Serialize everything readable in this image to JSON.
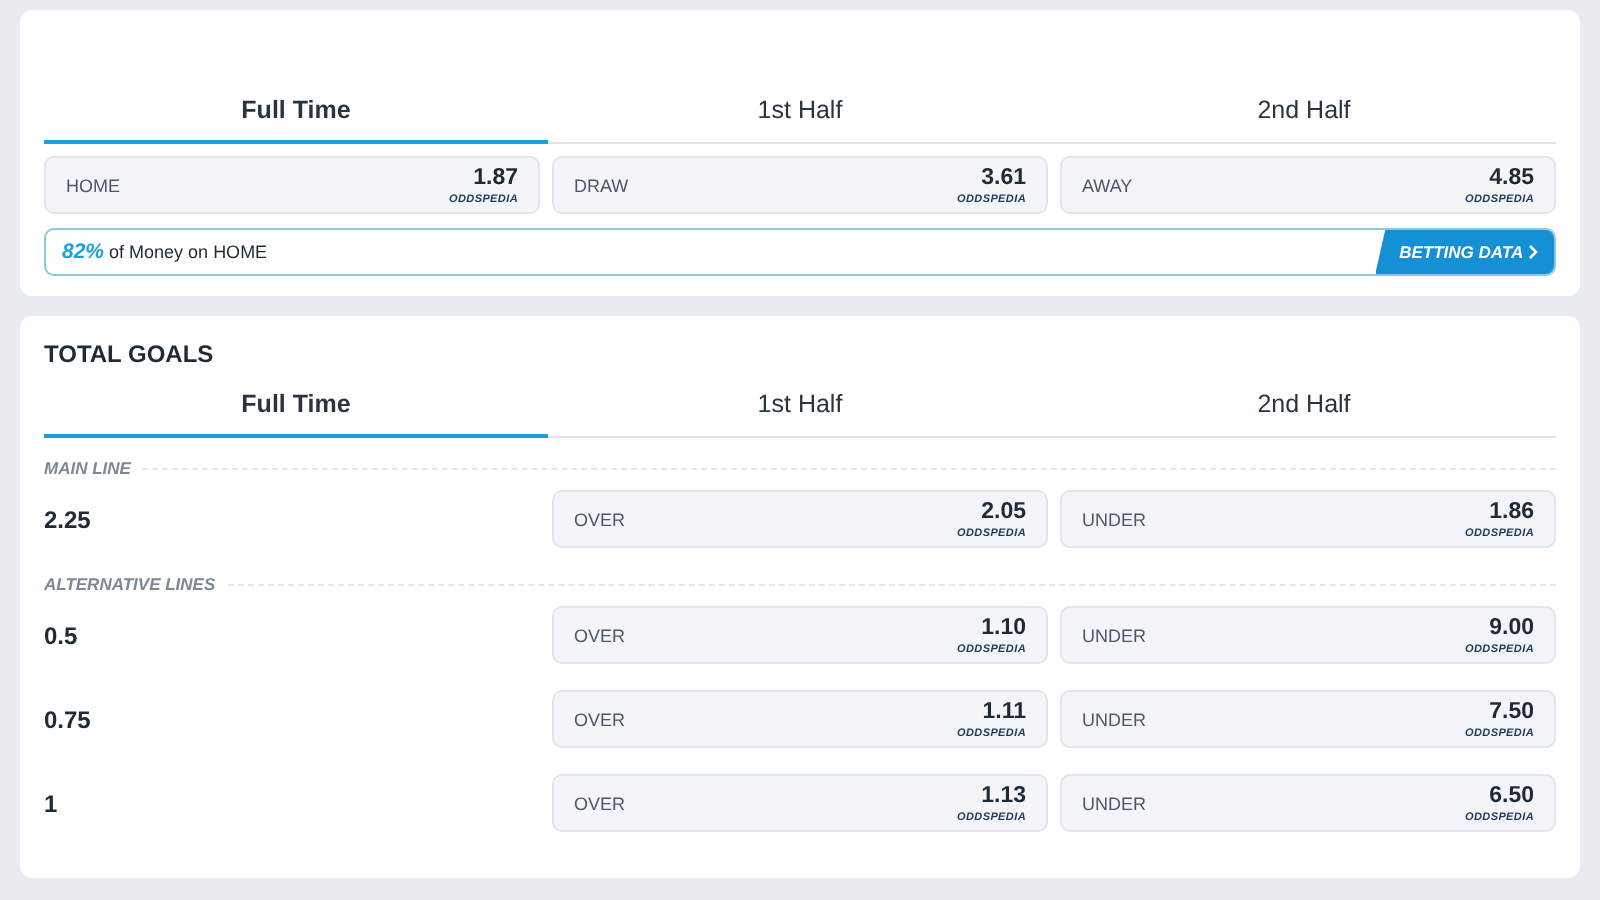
{
  "match_result": {
    "tabs": [
      {
        "label": "Full Time",
        "selected": true
      },
      {
        "label": "1st Half",
        "selected": false
      },
      {
        "label": "2nd Half",
        "selected": false
      }
    ],
    "odds": [
      {
        "label": "HOME",
        "value": "1.87",
        "bookmaker": "ODDSPEDIA"
      },
      {
        "label": "DRAW",
        "value": "3.61",
        "bookmaker": "ODDSPEDIA"
      },
      {
        "label": "AWAY",
        "value": "4.85",
        "bookmaker": "ODDSPEDIA"
      }
    ],
    "money": {
      "percent": "82%",
      "text": "of Money on HOME",
      "button": "BETTING DATA"
    }
  },
  "total_goals": {
    "title": "TOTAL GOALS",
    "tabs": [
      {
        "label": "Full Time",
        "selected": true
      },
      {
        "label": "1st Half",
        "selected": false
      },
      {
        "label": "2nd Half",
        "selected": false
      }
    ],
    "sections": [
      {
        "heading": "MAIN LINE",
        "rows": [
          {
            "line": "2.25",
            "over": {
              "label": "OVER",
              "value": "2.05",
              "bookmaker": "ODDSPEDIA"
            },
            "under": {
              "label": "UNDER",
              "value": "1.86",
              "bookmaker": "ODDSPEDIA"
            }
          }
        ]
      },
      {
        "heading": "ALTERNATIVE LINES",
        "rows": [
          {
            "line": "0.5",
            "over": {
              "label": "OVER",
              "value": "1.10",
              "bookmaker": "ODDSPEDIA"
            },
            "under": {
              "label": "UNDER",
              "value": "9.00",
              "bookmaker": "ODDSPEDIA"
            }
          },
          {
            "line": "0.75",
            "over": {
              "label": "OVER",
              "value": "1.11",
              "bookmaker": "ODDSPEDIA"
            },
            "under": {
              "label": "UNDER",
              "value": "7.50",
              "bookmaker": "ODDSPEDIA"
            }
          },
          {
            "line": "1",
            "over": {
              "label": "OVER",
              "value": "1.13",
              "bookmaker": "ODDSPEDIA"
            },
            "under": {
              "label": "UNDER",
              "value": "6.50",
              "bookmaker": "ODDSPEDIA"
            }
          }
        ]
      }
    ]
  }
}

-- YOUR INSTRUCTIONS --
Copy out each line of the records where the string "value" appears.

-- REPLY TO THE TASK --
        "value": "1.87",
        "value": "3.61",
        "value": "4.85",
              "value": "2.05",
              "value": "1.86",
              "value": "1.10",
              "value": "9.00",
              "value": "1.11",
              "value": "7.50",
              "value": "1.13",
              "value": "6.50",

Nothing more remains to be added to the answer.